*TEXTO CITADO:*
Por Antonio J. Alonso Sampedro @AntonioJAlonso
Una “Flauta mágica” de efectos especiales en Les Arts

En la historia de la música occidental de los últimos cuatrocientos años, solo destacan unas pocas decenas de compositores cuya calidad ha sido merecedora de la inmortalidad, entendida esta como viva presencia en los conciertos, las representaciones de ópera y las grabaciones de la actualidad. De todos ellos, un reducido grupo pudo y supo alternar la escritura para la escena con la concertista, dándose un fenómeno en sus obras tan singular por común que vale la pena comentar.

Y es que cada autor desarrolló su propio estilo musical, representado básicamente en su obra instrumental: el amabilismo de Mozart, la vehemencia de Beethoven, el nacionalismo de Mussorgsky, el melodismo de Chaikovski, el simbolismo de Debussy, la figuración de Strauss, el impresionismo de Ravel, el vanguardismo de Stravinski, la rebeldía de Shostakovich y tantos más. Casi todos ellos compusieron óperas cuyo sonido no terminaba de encajar en el del resto de su obra, por tratar de llevarlo unos pasos más allá, por buscar nuevas formas de expresividad. Así, por ejemplo, podemos significar la gran distancia percibida entre la “Quinta Sinfonía” de Chaikovski y su “Dama de picas”, la evidente en Strauss desde el “Don Juan” hasta su “Electra” o las enormes diferencias de la “Pavana para una infanta difunta” con “El niño y los sortilegios” de Ravel, partituras que nos presentan serias dificultades cuando las intentamos relacionar. El mismo Beethoven trenzó su “Fidelio” con unos mimbres muy distintos a los de su sinfonismo, lo que le llevó en un principio a fracasar.

En Mozart no ocurre del todo igual, pues la mayoría de sus óperas, incluidas esas tan célebres con Lorenzo da Ponte (“Las bodas de Fígaro”-1786, “Don Giovanni”-1787 y “Così fan tutte”-1790), conservan el mismo espíritu galante dentro de un clasicismo de manual. No obstante, en la “La flauta mágica”-1791 podemos encontrar elementos singulares derivados de un delicado forzamiento musical hacia ese simbolismo mítico que a la masonería quiso homenajear. Disfrazada de un cuento de hadas que no es tal, esta zarzuela alemana (singspiel) esconde mucho más de lo que E. Schikaneder escribió en el libreto y podemos encontrar en una partitura cuya reiteración por triplicado de acordes, elementos narrativos y personajes, muestra su orientación hacia esa sociedad secreta de rituales esotéricos e iniciáticos que promueve la búsqueda de la verdad. Las famosas arias de La Reina de la Noche, Sarastro o el dúo de Papageno y Papagena, no dejan de ser una popular anécdota en esta obra con vocación de originalidad. Es posible que, sin ellas y alguna que otra más, “La flauta mágica” no fuera la ópera más representada de su autor y una de las primeras del top mundial. Y es que Mozart… (“aquí y allá encontrarán satisfacción los entendidos, pero lo escribo de tal manera que los no entendidos también queden satisfechos sin que sepan exactamente el porqué”) …siempre supo qué tecla tocar para deleitar.

*ENUNCIADO 1:*
Contesta estas preguntas sobre el texto citado:
(a) ¿De cuántos años de historia de la música occidental habla el texto citado?
(b) ¿Qué ópera de Beethoven lo llevó en un principio a fracasar?
(c) ¿Quién escribió el libreto de «La flauta mágica»?
*ENUNCIADO 2:* Reproduce, por favor, sin ningún cambio un fragmento del texto citado. Empieza en las palabras que contienen "Por Antonio J." y termina después de "la pena comentar.".

*FILAS DE DATOS:*
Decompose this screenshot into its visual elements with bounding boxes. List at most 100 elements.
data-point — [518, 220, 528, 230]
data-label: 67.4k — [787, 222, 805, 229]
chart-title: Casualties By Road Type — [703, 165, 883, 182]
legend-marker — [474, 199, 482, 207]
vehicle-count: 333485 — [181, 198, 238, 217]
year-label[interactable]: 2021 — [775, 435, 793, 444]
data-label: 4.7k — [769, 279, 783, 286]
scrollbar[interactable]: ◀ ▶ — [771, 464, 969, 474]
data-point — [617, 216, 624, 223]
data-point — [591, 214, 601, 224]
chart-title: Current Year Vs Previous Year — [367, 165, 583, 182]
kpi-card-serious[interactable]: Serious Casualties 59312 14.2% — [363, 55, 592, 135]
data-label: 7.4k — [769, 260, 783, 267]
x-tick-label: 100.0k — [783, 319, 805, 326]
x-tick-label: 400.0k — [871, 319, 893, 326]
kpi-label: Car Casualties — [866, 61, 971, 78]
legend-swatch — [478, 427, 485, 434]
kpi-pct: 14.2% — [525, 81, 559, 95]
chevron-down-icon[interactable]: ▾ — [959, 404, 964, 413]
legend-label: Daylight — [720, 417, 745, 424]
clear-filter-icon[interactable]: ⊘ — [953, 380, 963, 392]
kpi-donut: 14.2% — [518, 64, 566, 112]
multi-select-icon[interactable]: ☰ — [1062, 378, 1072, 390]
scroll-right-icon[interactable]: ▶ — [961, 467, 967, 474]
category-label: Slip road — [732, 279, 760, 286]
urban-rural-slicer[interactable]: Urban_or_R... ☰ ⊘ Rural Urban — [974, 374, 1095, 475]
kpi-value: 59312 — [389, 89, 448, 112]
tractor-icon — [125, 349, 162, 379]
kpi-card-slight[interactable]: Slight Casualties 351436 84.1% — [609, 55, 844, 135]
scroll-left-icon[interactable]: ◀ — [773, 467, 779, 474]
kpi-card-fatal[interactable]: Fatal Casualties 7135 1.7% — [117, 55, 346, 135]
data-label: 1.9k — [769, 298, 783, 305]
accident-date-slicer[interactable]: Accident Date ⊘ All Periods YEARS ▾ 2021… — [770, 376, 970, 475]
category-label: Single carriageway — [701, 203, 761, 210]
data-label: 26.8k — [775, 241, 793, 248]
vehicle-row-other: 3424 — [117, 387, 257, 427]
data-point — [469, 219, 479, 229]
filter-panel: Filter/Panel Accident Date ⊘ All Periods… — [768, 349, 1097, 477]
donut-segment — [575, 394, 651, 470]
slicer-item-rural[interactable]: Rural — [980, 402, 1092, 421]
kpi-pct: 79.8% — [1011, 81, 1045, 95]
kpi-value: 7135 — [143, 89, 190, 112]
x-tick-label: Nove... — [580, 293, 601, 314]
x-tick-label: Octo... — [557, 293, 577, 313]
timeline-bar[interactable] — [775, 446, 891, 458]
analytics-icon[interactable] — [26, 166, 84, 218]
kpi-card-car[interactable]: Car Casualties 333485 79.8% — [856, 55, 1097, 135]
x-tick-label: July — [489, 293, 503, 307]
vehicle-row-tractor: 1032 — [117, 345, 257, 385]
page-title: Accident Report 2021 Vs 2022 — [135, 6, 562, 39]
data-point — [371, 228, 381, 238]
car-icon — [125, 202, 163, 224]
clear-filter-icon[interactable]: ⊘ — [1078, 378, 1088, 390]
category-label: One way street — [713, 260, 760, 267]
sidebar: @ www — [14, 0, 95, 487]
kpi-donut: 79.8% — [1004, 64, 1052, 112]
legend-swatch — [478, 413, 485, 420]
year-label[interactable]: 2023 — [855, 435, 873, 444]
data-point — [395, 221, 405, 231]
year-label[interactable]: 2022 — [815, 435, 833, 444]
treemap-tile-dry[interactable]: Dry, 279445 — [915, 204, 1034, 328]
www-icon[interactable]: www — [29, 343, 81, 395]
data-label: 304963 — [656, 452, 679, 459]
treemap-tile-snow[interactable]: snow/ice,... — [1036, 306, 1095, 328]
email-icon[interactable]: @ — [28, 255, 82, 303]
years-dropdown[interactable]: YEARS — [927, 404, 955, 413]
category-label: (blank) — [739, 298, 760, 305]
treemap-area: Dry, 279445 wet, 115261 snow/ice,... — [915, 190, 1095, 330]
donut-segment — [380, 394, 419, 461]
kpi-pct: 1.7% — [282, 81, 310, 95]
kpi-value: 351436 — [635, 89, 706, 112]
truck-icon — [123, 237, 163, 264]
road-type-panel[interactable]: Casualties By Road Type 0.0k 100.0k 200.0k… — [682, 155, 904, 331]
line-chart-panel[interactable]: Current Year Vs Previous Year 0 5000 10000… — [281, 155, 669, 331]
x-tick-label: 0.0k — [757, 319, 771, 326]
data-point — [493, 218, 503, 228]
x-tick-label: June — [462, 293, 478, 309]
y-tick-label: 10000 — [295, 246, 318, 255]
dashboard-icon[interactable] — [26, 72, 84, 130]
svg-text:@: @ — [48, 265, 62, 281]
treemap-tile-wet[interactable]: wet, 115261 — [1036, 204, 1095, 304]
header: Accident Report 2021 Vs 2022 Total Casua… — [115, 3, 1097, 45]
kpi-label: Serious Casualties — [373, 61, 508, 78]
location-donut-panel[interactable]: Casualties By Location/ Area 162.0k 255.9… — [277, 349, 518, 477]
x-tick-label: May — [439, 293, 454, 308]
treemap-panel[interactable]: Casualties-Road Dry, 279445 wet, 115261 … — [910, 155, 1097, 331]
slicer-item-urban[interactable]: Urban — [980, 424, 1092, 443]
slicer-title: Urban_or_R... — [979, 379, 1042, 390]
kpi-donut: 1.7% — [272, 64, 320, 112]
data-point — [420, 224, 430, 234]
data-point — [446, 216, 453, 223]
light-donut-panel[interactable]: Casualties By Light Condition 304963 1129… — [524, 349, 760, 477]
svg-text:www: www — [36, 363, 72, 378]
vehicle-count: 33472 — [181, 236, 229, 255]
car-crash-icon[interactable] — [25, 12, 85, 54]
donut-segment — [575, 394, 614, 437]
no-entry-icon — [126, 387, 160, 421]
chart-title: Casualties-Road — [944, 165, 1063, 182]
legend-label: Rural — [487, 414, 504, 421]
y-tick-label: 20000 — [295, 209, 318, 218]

*RESPUESTA DEL EJERCICIO 1:*
(a) De los últimos cuatrocientos años.
(b) «Fidelio».
(c) E. Schikaneder.

*RESPUESTA DEL EJERCICIO 2:*
Por Antonio J. Alonso Sampedro @AntonioJAlonso
Una “Flauta mágica” de efectos especiales en Les Arts

En la historia de la música occidental de los últimos cuatrocientos años, solo destacan unas pocas decenas de compositores cuya calidad ha sido merecedora de la inmortalidad, entendida esta como viva presencia en los conciertos, las representaciones de ópera y las grabaciones de la actualidad. De todos ellos, un reducido grupo pudo y supo alternar la escritura para la escena con la concertista, dándose un fenómeno en sus obras tan singular por común que vale la pena comentar.